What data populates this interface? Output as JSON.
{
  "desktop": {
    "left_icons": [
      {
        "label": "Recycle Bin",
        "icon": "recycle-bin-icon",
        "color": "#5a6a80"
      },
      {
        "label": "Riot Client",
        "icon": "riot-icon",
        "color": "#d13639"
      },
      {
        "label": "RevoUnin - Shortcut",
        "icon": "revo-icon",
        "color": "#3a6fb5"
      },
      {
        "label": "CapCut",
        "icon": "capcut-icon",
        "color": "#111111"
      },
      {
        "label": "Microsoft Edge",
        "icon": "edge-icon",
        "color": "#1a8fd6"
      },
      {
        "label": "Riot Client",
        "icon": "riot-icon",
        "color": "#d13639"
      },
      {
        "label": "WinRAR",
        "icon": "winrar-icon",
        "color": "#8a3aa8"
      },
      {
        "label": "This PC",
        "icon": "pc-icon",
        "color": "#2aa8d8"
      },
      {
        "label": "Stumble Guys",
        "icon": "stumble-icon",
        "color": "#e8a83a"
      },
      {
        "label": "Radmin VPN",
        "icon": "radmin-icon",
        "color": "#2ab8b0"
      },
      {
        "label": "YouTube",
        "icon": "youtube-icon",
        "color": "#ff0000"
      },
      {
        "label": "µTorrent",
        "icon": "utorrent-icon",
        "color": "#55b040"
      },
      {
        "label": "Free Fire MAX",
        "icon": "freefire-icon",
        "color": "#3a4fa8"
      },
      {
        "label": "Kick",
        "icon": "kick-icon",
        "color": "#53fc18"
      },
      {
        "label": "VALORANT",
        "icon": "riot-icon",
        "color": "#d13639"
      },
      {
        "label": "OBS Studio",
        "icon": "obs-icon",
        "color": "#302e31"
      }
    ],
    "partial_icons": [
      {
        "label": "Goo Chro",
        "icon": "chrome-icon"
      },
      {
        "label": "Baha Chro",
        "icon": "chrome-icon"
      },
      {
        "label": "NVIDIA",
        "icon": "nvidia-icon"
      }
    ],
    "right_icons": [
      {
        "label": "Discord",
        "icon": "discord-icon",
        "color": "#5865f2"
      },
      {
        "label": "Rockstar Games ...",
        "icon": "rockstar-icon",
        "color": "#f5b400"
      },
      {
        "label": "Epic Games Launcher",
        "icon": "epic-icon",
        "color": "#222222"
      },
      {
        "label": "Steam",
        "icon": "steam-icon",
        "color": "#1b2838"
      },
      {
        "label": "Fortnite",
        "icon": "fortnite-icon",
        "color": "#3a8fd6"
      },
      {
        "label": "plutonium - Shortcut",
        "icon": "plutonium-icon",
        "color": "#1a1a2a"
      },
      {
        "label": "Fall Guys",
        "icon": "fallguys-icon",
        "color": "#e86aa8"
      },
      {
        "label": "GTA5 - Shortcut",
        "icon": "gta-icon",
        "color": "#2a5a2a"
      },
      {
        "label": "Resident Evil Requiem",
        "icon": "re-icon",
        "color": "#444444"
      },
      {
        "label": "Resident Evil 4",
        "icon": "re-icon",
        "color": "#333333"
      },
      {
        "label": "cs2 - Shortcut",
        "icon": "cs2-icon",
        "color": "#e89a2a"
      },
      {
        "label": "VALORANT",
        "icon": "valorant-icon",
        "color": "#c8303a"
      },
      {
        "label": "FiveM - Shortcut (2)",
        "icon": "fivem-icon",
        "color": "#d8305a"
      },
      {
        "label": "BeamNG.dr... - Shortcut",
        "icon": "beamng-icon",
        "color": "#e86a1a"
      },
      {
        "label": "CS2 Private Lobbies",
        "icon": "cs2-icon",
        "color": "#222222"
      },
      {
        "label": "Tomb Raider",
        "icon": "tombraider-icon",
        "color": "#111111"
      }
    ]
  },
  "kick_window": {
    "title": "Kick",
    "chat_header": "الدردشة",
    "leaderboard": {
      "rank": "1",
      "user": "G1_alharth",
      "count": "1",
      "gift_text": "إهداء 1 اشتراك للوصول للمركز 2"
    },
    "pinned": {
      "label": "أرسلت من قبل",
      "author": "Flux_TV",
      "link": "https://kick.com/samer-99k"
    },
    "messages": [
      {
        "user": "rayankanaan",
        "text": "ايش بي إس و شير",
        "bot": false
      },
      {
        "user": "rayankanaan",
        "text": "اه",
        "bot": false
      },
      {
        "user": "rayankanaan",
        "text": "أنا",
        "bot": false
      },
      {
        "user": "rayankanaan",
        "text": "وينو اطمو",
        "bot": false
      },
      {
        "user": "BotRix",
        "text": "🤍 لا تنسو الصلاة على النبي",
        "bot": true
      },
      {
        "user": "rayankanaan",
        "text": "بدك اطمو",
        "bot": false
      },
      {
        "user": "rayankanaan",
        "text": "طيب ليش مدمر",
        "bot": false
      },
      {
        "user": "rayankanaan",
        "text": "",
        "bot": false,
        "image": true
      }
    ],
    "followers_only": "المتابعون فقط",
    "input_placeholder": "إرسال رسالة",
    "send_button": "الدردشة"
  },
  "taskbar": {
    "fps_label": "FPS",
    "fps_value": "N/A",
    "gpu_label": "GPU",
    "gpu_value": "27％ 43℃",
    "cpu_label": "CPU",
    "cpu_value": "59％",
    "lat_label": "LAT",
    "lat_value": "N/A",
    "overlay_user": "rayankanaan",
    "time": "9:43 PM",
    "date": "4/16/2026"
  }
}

-- -- --

__WORK TO BE COMPLETED__
Copy out each record exactly as given, omitting none.

__COMPLETED TASK__
What data populates this interface? Output as JSON.
{
  "desktop": {
    "left_icons": [
      {
        "label": "Recycle Bin",
        "icon": "recycle-bin-icon",
        "color": "#5a6a80"
      },
      {
        "label": "Riot Client",
        "icon": "riot-icon",
        "color": "#d13639"
      },
      {
        "label": "RevoUnin - Shortcut",
        "icon": "revo-icon",
        "color": "#3a6fb5"
      },
      {
        "label": "CapCut",
        "icon": "capcut-icon",
        "color": "#111111"
      },
      {
        "label": "Microsoft Edge",
        "icon": "edge-icon",
        "color": "#1a8fd6"
      },
      {
        "label": "Riot Client",
        "icon": "riot-icon",
        "color": "#d13639"
      },
      {
        "label": "WinRAR",
        "icon": "winrar-icon",
        "color": "#8a3aa8"
      },
      {
        "label": "This PC",
        "icon": "pc-icon",
        "color": "#2aa8d8"
      },
      {
        "label": "Stumble Guys",
        "icon": "stumble-icon",
        "color": "#e8a83a"
      },
      {
        "label": "Radmin VPN",
        "icon": "radmin-icon",
        "color": "#2ab8b0"
      },
      {
        "label": "YouTube",
        "icon": "youtube-icon",
        "color": "#ff0000"
      },
      {
        "label": "µTorrent",
        "icon": "utorrent-icon",
        "color": "#55b040"
      },
      {
        "label": "Free Fire MAX",
        "icon": "freefire-icon",
        "color": "#3a4fa8"
      },
      {
        "label": "Kick",
        "icon": "kick-icon",
        "color": "#53fc18"
      },
      {
        "label": "VALORANT",
        "icon": "riot-icon",
        "color": "#d13639"
      },
      {
        "label": "OBS Studio",
        "icon": "obs-icon",
        "color": "#302e31"
      }
    ],
    "partial_icons": [
      {
        "label": "Goo Chro",
        "icon": "chrome-icon"
      },
      {
        "label": "Baha Chro",
        "icon": "chrome-icon"
      },
      {
        "label": "NVIDIA",
        "icon": "nvidia-icon"
      }
    ],
    "right_icons": [
      {
        "label": "Discord",
        "icon": "discord-icon",
        "color": "#5865f2"
      },
      {
        "label": "Rockstar Games ...",
        "icon": "rockstar-icon",
        "color": "#f5b400"
      },
      {
        "label": "Epic Games Launcher",
        "icon": "epic-icon",
        "color": "#222222"
      },
      {
        "label": "Steam",
        "icon": "steam-icon",
        "color": "#1b2838"
      },
      {
        "label": "Fortnite",
        "icon": "fortnite-icon",
        "color": "#3a8fd6"
      },
      {
        "label": "plutonium - Shortcut",
        "icon": "plutonium-icon",
        "color": "#1a1a2a"
      },
      {
        "label": "Fall Guys",
        "icon": "fallguys-icon",
        "color": "#e86aa8"
      },
      {
        "label": "GTA5 - Shortcut",
        "icon": "gta-icon",
        "color": "#2a5a2a"
      },
      {
        "label": "Resident Evil Requiem",
        "icon": "re-icon",
        "color": "#444444"
      },
      {
        "label": "Resident Evil 4",
        "icon": "re-icon",
        "color": "#333333"
      },
      {
        "label": "cs2 - Shortcut",
        "icon": "cs2-icon",
        "color": "#e89a2a"
      },
      {
        "label": "VALORANT",
        "icon": "valorant-icon",
        "color": "#c8303a"
      },
      {
        "label": "FiveM - Shortcut (2)",
        "icon": "fivem-icon",
        "color": "#d8305a"
      },
      {
        "label": "BeamNG.dr... - Shortcut",
        "icon": "beamng-icon",
        "color": "#e86a1a"
      },
      {
        "label": "CS2 Private Lobbies",
        "icon": "cs2-icon",
        "color": "#222222"
      },
      {
        "label": "Tomb Raider",
        "icon": "tombraider-icon",
        "color": "#111111"
      }
    ]
  },
  "kick_window": {
    "title": "Kick",
    "chat_header": "الدردشة",
    "leaderboard": {
      "rank": "1",
      "user": "G1_alharth",
      "count": "1",
      "gift_text": "إهداء 1 اشتراك للوصول للمركز 2"
    },
    "pinned": {
      "label": "أرسلت من قبل",
      "author": "Flux_TV",
      "link": "https://kick.com/samer-99k"
    },
    "messages": [
      {
        "user": "rayankanaan",
        "text": "ايش بي إس و شير",
        "bot": false
      },
      {
        "user": "rayankanaan",
        "text": "اه",
        "bot": false
      },
      {
        "user": "rayankanaan",
        "text": "أنا",
        "bot": false
      },
      {
        "user": "rayankanaan",
        "text": "وينو اطمو",
        "bot": false
      },
      {
        "user": "BotRix",
        "text": "🤍 لا تنسو الصلاة على النبي",
        "bot": true
      },
      {
        "user": "rayankanaan",
        "text": "بدك اطمو",
        "bot": false
      },
      {
        "user": "rayankanaan",
        "text": "طيب ليش مدمر",
        "bot": false
      },
      {
        "user": "rayankanaan",
        "text": "",
        "bot": false,
        "image": true
      }
    ],
    "followers_only": "المتابعون فقط",
    "input_placeholder": "إرسال رسالة",
    "send_button": "الدردشة"
  },
  "taskbar": {
    "fps_label": "FPS",
    "fps_value": "N/A",
    "gpu_label": "GPU",
    "gpu_value": "27％ 43℃",
    "cpu_label": "CPU",
    "cpu_value": "59％",
    "lat_label": "LAT",
    "lat_value": "N/A",
    "overlay_user": "rayankanaan",
    "time": "9:43 PM",
    "date": "4/16/2026"
  }
}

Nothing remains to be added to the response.